▶ What is asked
Transcribe all of the records precisely as they are presented.

++++ Stored data

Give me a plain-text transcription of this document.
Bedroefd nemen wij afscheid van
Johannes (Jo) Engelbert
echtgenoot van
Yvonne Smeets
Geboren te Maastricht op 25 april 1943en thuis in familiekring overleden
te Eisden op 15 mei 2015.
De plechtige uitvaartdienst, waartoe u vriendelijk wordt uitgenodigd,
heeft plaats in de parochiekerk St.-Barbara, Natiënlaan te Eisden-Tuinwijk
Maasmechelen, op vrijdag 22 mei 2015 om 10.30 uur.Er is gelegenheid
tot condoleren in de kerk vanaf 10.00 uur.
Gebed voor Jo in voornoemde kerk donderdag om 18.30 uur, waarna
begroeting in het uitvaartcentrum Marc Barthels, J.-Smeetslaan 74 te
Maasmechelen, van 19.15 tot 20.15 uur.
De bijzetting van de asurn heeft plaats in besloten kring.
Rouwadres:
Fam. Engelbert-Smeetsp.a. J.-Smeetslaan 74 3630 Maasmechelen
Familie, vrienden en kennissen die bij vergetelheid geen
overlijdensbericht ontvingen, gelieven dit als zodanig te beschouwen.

++++++++

▶ Response to this task
Give me a plain-text transcription of this document.
Bedroefd nemen wij afscheid van
Johannes (Jo) Engelbert
echtgenoot van
Yvonne Smeets
Geboren te Maastricht op 25 april 1943en thuis in familiekring overleden
te Eisden op 15 mei 2015.
De plechtige uitvaartdienst, waartoe u vriendelijk wordt uitgenodigd,
heeft plaats in de parochiekerk St.-Barbara, Natiënlaan te Eisden-Tuinwijk
Maasmechelen, op vrijdag 22 mei 2015 om 10.30 uur.Er is gelegenheid
tot condoleren in de kerk vanaf 10.00 uur.
Gebed voor Jo in voornoemde kerk donderdag om 18.30 uur, waarna
begroeting in het uitvaartcentrum Marc Barthels, J.-Smeetslaan 74 te
Maasmechelen, van 19.15 tot 20.15 uur.
De bijzetting van de asurn heeft plaats in besloten kring.
Rouwadres:
Fam. Engelbert-Smeetsp.a. J.-Smeetslaan 74 3630 Maasmechelen
Familie, vrienden en kennissen die bij vergetelheid geen
overlijdensbericht ontvingen, gelieven dit als zodanig te beschouwen.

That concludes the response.